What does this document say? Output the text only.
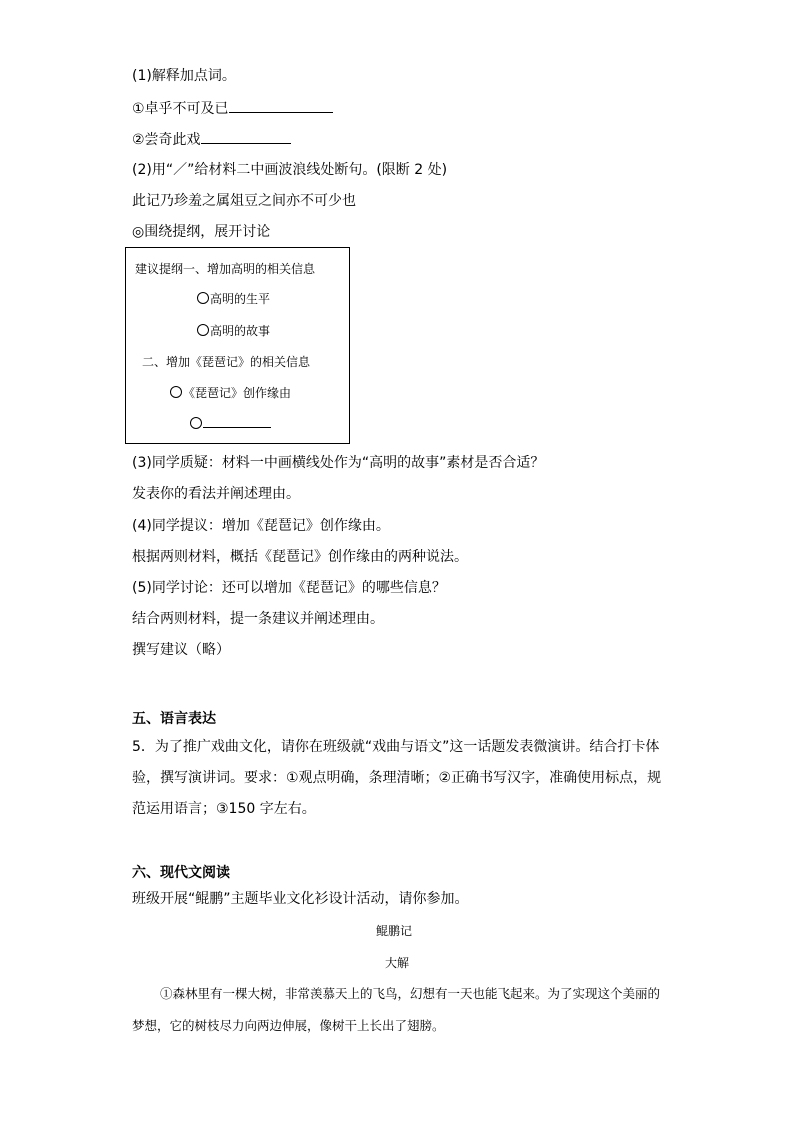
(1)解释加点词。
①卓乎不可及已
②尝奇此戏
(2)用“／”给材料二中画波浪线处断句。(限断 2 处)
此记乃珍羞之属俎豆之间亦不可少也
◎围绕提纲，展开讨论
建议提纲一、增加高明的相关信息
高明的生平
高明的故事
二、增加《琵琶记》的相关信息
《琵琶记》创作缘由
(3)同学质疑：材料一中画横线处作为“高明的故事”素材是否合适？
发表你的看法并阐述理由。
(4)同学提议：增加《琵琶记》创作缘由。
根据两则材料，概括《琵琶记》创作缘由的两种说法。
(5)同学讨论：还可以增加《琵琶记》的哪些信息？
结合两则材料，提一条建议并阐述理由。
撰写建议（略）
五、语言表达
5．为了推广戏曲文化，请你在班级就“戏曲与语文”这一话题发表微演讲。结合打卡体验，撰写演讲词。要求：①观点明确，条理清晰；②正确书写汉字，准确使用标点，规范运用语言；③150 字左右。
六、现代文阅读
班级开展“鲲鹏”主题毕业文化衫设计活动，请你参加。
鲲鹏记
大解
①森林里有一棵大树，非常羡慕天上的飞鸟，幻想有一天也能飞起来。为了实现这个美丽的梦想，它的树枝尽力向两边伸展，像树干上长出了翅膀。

──────────

## WHAT YOU ARE ASKED TO DO
Output every entry exactly as given; pictures are not part of the copy.

## ANSWER TO THE TASK
What does this document say? Output the text only.
(1)解释加点词。
①卓乎不可及已
②尝奇此戏
(2)用“／”给材料二中画波浪线处断句。(限断 2 处)
此记乃珍羞之属俎豆之间亦不可少也
◎围绕提纲，展开讨论
建议提纲一、增加高明的相关信息
高明的生平
高明的故事
二、增加《琵琶记》的相关信息
《琵琶记》创作缘由
(3)同学质疑：材料一中画横线处作为“高明的故事”素材是否合适？
发表你的看法并阐述理由。
(4)同学提议：增加《琵琶记》创作缘由。
根据两则材料，概括《琵琶记》创作缘由的两种说法。
(5)同学讨论：还可以增加《琵琶记》的哪些信息？
结合两则材料，提一条建议并阐述理由。
撰写建议（略）
五、语言表达
5．为了推广戏曲文化，请你在班级就“戏曲与语文”这一话题发表微演讲。结合打卡体验，撰写演讲词。要求：①观点明确，条理清晰；②正确书写汉字，准确使用标点，规范运用语言；③150 字左右。
六、现代文阅读
班级开展“鲲鹏”主题毕业文化衫设计活动，请你参加。
鲲鹏记
大解
①森林里有一棵大树，非常羡慕天上的飞鸟，幻想有一天也能飞起来。为了实现这个美丽的梦想，它的树枝尽力向两边伸展，像树干上长出了翅膀。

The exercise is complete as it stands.